------ Record extracts ------

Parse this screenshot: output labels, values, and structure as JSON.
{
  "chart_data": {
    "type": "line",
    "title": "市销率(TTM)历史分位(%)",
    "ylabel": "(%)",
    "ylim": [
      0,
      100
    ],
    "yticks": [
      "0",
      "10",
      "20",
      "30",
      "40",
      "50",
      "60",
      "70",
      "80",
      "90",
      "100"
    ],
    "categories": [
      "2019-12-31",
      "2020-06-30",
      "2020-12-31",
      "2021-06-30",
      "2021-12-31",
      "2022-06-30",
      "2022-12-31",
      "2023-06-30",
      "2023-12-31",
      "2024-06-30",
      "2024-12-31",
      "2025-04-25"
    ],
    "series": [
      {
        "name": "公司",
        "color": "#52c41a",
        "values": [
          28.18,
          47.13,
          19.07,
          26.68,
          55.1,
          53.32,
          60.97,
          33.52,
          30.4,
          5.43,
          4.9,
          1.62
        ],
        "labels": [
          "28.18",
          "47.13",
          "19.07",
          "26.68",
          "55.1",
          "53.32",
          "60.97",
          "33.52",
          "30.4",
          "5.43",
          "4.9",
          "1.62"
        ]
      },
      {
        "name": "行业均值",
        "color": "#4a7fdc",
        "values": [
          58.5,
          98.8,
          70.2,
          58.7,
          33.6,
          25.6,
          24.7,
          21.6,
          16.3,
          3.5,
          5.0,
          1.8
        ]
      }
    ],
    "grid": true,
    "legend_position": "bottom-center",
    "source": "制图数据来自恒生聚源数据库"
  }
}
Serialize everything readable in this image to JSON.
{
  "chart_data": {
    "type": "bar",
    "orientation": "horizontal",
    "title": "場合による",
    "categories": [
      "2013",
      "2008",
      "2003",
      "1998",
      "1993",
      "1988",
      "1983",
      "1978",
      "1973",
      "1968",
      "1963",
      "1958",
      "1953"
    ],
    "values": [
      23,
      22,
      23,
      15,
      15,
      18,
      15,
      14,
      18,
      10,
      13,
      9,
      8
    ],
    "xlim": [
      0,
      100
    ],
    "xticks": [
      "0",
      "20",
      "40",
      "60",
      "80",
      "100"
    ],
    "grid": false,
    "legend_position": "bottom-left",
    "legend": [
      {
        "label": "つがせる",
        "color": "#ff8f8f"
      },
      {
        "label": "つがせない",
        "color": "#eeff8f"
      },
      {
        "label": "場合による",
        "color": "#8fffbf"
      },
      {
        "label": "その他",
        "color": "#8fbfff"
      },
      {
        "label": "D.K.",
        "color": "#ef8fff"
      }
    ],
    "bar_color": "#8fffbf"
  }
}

------

The exercise
Extract the full listing and reproduce each line exactly.

Output
Parse this screenshot: output labels, values, and structure as JSON.
{
  "chart_data": {
    "type": "line",
    "title": "市销率(TTM)历史分位(%)",
    "ylabel": "(%)",
    "ylim": [
      0,
      100
    ],
    "yticks": [
      "0",
      "10",
      "20",
      "30",
      "40",
      "50",
      "60",
      "70",
      "80",
      "90",
      "100"
    ],
    "categories": [
      "2019-12-31",
      "2020-06-30",
      "2020-12-31",
      "2021-06-30",
      "2021-12-31",
      "2022-06-30",
      "2022-12-31",
      "2023-06-30",
      "2023-12-31",
      "2024-06-30",
      "2024-12-31",
      "2025-04-25"
    ],
    "series": [
      {
        "name": "公司",
        "color": "#52c41a",
        "values": [
          28.18,
          47.13,
          19.07,
          26.68,
          55.1,
          53.32,
          60.97,
          33.52,
          30.4,
          5.43,
          4.9,
          1.62
        ],
        "labels": [
          "28.18",
          "47.13",
          "19.07",
          "26.68",
          "55.1",
          "53.32",
          "60.97",
          "33.52",
          "30.4",
          "5.43",
          "4.9",
          "1.62"
        ]
      },
      {
        "name": "行业均值",
        "color": "#4a7fdc",
        "values": [
          58.5,
          98.8,
          70.2,
          58.7,
          33.6,
          25.6,
          24.7,
          21.6,
          16.3,
          3.5,
          5.0,
          1.8
        ]
      }
    ],
    "grid": true,
    "legend_position": "bottom-center",
    "source": "制图数据来自恒生聚源数据库"
  }
}
Serialize everything readable in this image to JSON.
{
  "chart_data": {
    "type": "bar",
    "orientation": "horizontal",
    "title": "場合による",
    "categories": [
      "2013",
      "2008",
      "2003",
      "1998",
      "1993",
      "1988",
      "1983",
      "1978",
      "1973",
      "1968",
      "1963",
      "1958",
      "1953"
    ],
    "values": [
      23,
      22,
      23,
      15,
      15,
      18,
      15,
      14,
      18,
      10,
      13,
      9,
      8
    ],
    "xlim": [
      0,
      100
    ],
    "xticks": [
      "0",
      "20",
      "40",
      "60",
      "80",
      "100"
    ],
    "grid": false,
    "legend_position": "bottom-left",
    "legend": [
      {
        "label": "つがせる",
        "color": "#ff8f8f"
      },
      {
        "label": "つがせない",
        "color": "#eeff8f"
      },
      {
        "label": "場合による",
        "color": "#8fffbf"
      },
      {
        "label": "その他",
        "color": "#8fbfff"
      },
      {
        "label": "D.K.",
        "color": "#ef8fff"
      }
    ],
    "bar_color": "#8fffbf"
  }
}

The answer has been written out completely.